── Provided records ──
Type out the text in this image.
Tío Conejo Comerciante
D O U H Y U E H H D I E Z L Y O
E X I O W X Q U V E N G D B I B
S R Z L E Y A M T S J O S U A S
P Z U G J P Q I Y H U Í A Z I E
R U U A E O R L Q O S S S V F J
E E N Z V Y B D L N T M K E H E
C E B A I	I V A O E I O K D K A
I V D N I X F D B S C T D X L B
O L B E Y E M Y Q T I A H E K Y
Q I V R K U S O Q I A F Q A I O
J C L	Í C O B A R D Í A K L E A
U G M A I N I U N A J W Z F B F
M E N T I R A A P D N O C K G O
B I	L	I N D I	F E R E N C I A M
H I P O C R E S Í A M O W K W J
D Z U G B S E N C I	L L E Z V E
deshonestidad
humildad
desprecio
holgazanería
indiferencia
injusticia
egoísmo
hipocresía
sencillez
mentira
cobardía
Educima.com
───
→ What needs to be done
All of the data shown above must be copied exactly.

→ The response
Type out the text in this image.
Tío Conejo Comerciante
D O U H Y U E H H D I E Z L Y O
E X I O W X Q U V E N G D B I B
S R Z L E Y A M T S J O S U A S
P Z U G J P Q I Y H U Í A Z I E
R U U A E O R L Q O S S S V F J
E E N Z V Y B D L N T M K E H E
C E B A I	I V A O E I O K D K A
I V D N I X F D B S C T D X L B
O L B E Y E M Y Q T I A H E K Y
Q I V R K U S O Q I A F Q A I O
J C L	Í C O B A R D Í A K L E A
U G M A I N I U N A J W Z F B F
M E N T I R A A P D N O C K G O
B I	L	I N D I	F E R E N C I A M
H I P O C R E S Í A M O W K W J
D Z U G B S E N C I	L L E Z V E
deshonestidad
humildad
desprecio
holgazanería
indiferencia
injusticia
egoísmo
hipocresía
sencillez
mentira
cobardía
Educima.com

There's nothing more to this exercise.